Start

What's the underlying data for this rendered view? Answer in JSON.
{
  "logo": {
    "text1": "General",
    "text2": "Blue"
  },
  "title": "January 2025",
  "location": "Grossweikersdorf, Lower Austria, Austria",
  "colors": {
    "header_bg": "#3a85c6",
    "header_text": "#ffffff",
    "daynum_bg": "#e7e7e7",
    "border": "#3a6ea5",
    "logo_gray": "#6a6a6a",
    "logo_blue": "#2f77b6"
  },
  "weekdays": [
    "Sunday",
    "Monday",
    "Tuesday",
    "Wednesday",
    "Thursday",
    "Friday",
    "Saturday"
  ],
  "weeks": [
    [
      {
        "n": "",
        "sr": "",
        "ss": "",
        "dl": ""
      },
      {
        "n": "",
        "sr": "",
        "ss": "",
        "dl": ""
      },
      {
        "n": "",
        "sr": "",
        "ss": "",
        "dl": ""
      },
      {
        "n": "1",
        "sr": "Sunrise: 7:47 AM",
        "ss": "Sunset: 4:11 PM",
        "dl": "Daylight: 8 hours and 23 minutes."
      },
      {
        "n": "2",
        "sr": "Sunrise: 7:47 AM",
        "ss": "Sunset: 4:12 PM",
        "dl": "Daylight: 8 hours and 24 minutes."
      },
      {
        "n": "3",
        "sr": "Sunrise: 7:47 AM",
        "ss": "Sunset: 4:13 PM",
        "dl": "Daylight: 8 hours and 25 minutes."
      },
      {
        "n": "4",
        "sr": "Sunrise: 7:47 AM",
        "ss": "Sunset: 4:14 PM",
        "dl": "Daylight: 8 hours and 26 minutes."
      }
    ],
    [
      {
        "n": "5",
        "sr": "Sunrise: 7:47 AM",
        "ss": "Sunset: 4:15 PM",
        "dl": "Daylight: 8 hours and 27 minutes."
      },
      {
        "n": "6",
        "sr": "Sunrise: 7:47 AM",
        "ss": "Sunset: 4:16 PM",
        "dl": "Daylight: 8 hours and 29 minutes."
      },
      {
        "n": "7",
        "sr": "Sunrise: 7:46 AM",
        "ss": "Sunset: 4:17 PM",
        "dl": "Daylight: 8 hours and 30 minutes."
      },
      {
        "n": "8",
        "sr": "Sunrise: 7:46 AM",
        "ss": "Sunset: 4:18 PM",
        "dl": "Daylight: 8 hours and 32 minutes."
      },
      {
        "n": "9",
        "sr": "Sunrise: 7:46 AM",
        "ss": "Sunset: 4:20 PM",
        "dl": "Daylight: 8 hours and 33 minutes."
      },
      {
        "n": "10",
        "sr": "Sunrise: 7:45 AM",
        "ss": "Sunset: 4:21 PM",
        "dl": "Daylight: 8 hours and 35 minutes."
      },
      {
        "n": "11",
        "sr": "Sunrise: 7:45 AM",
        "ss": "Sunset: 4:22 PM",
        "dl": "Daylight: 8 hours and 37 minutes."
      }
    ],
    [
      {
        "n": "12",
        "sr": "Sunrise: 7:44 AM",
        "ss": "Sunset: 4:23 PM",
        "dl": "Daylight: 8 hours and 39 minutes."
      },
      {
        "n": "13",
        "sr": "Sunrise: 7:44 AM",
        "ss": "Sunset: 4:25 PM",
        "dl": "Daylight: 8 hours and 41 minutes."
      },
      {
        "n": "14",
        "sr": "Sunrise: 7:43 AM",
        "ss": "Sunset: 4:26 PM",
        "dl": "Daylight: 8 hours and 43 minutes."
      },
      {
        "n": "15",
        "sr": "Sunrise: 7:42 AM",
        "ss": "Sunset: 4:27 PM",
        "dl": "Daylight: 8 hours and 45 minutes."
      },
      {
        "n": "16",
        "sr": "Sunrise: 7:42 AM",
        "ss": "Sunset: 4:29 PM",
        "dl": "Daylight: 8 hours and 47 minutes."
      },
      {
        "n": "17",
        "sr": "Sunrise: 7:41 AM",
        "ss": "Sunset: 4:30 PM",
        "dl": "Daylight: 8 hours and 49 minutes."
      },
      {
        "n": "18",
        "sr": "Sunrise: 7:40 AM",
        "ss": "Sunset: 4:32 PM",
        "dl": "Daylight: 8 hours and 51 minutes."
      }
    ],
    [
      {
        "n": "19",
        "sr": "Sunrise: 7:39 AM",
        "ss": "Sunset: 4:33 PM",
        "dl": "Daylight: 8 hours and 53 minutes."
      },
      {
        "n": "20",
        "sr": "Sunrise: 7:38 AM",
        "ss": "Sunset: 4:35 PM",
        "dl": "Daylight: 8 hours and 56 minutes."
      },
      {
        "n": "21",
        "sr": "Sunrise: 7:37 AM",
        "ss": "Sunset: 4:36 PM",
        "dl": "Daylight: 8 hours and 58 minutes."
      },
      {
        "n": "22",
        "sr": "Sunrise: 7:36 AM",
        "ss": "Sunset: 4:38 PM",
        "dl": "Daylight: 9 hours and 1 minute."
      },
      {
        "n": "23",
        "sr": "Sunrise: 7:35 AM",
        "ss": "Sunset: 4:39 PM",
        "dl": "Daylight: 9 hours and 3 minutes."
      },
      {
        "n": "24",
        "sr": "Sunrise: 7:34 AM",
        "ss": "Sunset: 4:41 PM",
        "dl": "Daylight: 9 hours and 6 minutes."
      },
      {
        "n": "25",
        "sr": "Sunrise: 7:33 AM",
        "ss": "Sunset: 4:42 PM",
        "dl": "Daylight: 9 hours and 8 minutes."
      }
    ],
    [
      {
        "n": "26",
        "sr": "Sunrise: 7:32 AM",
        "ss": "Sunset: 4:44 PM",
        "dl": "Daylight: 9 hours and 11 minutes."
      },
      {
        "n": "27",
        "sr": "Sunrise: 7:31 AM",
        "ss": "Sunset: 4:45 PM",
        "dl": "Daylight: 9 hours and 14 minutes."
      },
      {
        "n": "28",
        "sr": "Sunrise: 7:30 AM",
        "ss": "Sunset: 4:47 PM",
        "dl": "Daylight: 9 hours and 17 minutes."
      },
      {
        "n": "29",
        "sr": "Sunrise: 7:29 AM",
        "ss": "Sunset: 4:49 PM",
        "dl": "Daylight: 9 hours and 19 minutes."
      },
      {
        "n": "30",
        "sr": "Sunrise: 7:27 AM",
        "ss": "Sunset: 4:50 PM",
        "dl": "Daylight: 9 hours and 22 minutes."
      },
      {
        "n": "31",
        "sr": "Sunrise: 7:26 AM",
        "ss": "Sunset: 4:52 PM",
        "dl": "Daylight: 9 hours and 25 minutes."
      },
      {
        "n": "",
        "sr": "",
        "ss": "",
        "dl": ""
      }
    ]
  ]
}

End

Task - Print the listing above in full, exactly as it is.

Answer to the problem -
What's the underlying data for this rendered view? Answer in JSON.
{
  "logo": {
    "text1": "General",
    "text2": "Blue"
  },
  "title": "January 2025",
  "location": "Grossweikersdorf, Lower Austria, Austria",
  "colors": {
    "header_bg": "#3a85c6",
    "header_text": "#ffffff",
    "daynum_bg": "#e7e7e7",
    "border": "#3a6ea5",
    "logo_gray": "#6a6a6a",
    "logo_blue": "#2f77b6"
  },
  "weekdays": [
    "Sunday",
    "Monday",
    "Tuesday",
    "Wednesday",
    "Thursday",
    "Friday",
    "Saturday"
  ],
  "weeks": [
    [
      {
        "n": "",
        "sr": "",
        "ss": "",
        "dl": ""
      },
      {
        "n": "",
        "sr": "",
        "ss": "",
        "dl": ""
      },
      {
        "n": "",
        "sr": "",
        "ss": "",
        "dl": ""
      },
      {
        "n": "1",
        "sr": "Sunrise: 7:47 AM",
        "ss": "Sunset: 4:11 PM",
        "dl": "Daylight: 8 hours and 23 minutes."
      },
      {
        "n": "2",
        "sr": "Sunrise: 7:47 AM",
        "ss": "Sunset: 4:12 PM",
        "dl": "Daylight: 8 hours and 24 minutes."
      },
      {
        "n": "3",
        "sr": "Sunrise: 7:47 AM",
        "ss": "Sunset: 4:13 PM",
        "dl": "Daylight: 8 hours and 25 minutes."
      },
      {
        "n": "4",
        "sr": "Sunrise: 7:47 AM",
        "ss": "Sunset: 4:14 PM",
        "dl": "Daylight: 8 hours and 26 minutes."
      }
    ],
    [
      {
        "n": "5",
        "sr": "Sunrise: 7:47 AM",
        "ss": "Sunset: 4:15 PM",
        "dl": "Daylight: 8 hours and 27 minutes."
      },
      {
        "n": "6",
        "sr": "Sunrise: 7:47 AM",
        "ss": "Sunset: 4:16 PM",
        "dl": "Daylight: 8 hours and 29 minutes."
      },
      {
        "n": "7",
        "sr": "Sunrise: 7:46 AM",
        "ss": "Sunset: 4:17 PM",
        "dl": "Daylight: 8 hours and 30 minutes."
      },
      {
        "n": "8",
        "sr": "Sunrise: 7:46 AM",
        "ss": "Sunset: 4:18 PM",
        "dl": "Daylight: 8 hours and 32 minutes."
      },
      {
        "n": "9",
        "sr": "Sunrise: 7:46 AM",
        "ss": "Sunset: 4:20 PM",
        "dl": "Daylight: 8 hours and 33 minutes."
      },
      {
        "n": "10",
        "sr": "Sunrise: 7:45 AM",
        "ss": "Sunset: 4:21 PM",
        "dl": "Daylight: 8 hours and 35 minutes."
      },
      {
        "n": "11",
        "sr": "Sunrise: 7:45 AM",
        "ss": "Sunset: 4:22 PM",
        "dl": "Daylight: 8 hours and 37 minutes."
      }
    ],
    [
      {
        "n": "12",
        "sr": "Sunrise: 7:44 AM",
        "ss": "Sunset: 4:23 PM",
        "dl": "Daylight: 8 hours and 39 minutes."
      },
      {
        "n": "13",
        "sr": "Sunrise: 7:44 AM",
        "ss": "Sunset: 4:25 PM",
        "dl": "Daylight: 8 hours and 41 minutes."
      },
      {
        "n": "14",
        "sr": "Sunrise: 7:43 AM",
        "ss": "Sunset: 4:26 PM",
        "dl": "Daylight: 8 hours and 43 minutes."
      },
      {
        "n": "15",
        "sr": "Sunrise: 7:42 AM",
        "ss": "Sunset: 4:27 PM",
        "dl": "Daylight: 8 hours and 45 minutes."
      },
      {
        "n": "16",
        "sr": "Sunrise: 7:42 AM",
        "ss": "Sunset: 4:29 PM",
        "dl": "Daylight: 8 hours and 47 minutes."
      },
      {
        "n": "17",
        "sr": "Sunrise: 7:41 AM",
        "ss": "Sunset: 4:30 PM",
        "dl": "Daylight: 8 hours and 49 minutes."
      },
      {
        "n": "18",
        "sr": "Sunrise: 7:40 AM",
        "ss": "Sunset: 4:32 PM",
        "dl": "Daylight: 8 hours and 51 minutes."
      }
    ],
    [
      {
        "n": "19",
        "sr": "Sunrise: 7:39 AM",
        "ss": "Sunset: 4:33 PM",
        "dl": "Daylight: 8 hours and 53 minutes."
      },
      {
        "n": "20",
        "sr": "Sunrise: 7:38 AM",
        "ss": "Sunset: 4:35 PM",
        "dl": "Daylight: 8 hours and 56 minutes."
      },
      {
        "n": "21",
        "sr": "Sunrise: 7:37 AM",
        "ss": "Sunset: 4:36 PM",
        "dl": "Daylight: 8 hours and 58 minutes."
      },
      {
        "n": "22",
        "sr": "Sunrise: 7:36 AM",
        "ss": "Sunset: 4:38 PM",
        "dl": "Daylight: 9 hours and 1 minute."
      },
      {
        "n": "23",
        "sr": "Sunrise: 7:35 AM",
        "ss": "Sunset: 4:39 PM",
        "dl": "Daylight: 9 hours and 3 minutes."
      },
      {
        "n": "24",
        "sr": "Sunrise: 7:34 AM",
        "ss": "Sunset: 4:41 PM",
        "dl": "Daylight: 9 hours and 6 minutes."
      },
      {
        "n": "25",
        "sr": "Sunrise: 7:33 AM",
        "ss": "Sunset: 4:42 PM",
        "dl": "Daylight: 9 hours and 8 minutes."
      }
    ],
    [
      {
        "n": "26",
        "sr": "Sunrise: 7:32 AM",
        "ss": "Sunset: 4:44 PM",
        "dl": "Daylight: 9 hours and 11 minutes."
      },
      {
        "n": "27",
        "sr": "Sunrise: 7:31 AM",
        "ss": "Sunset: 4:45 PM",
        "dl": "Daylight: 9 hours and 14 minutes."
      },
      {
        "n": "28",
        "sr": "Sunrise: 7:30 AM",
        "ss": "Sunset: 4:47 PM",
        "dl": "Daylight: 9 hours and 17 minutes."
      },
      {
        "n": "29",
        "sr": "Sunrise: 7:29 AM",
        "ss": "Sunset: 4:49 PM",
        "dl": "Daylight: 9 hours and 19 minutes."
      },
      {
        "n": "30",
        "sr": "Sunrise: 7:27 AM",
        "ss": "Sunset: 4:50 PM",
        "dl": "Daylight: 9 hours and 22 minutes."
      },
      {
        "n": "31",
        "sr": "Sunrise: 7:26 AM",
        "ss": "Sunset: 4:52 PM",
        "dl": "Daylight: 9 hours and 25 minutes."
      },
      {
        "n": "",
        "sr": "",
        "ss": "",
        "dl": ""
      }
    ]
  ]
}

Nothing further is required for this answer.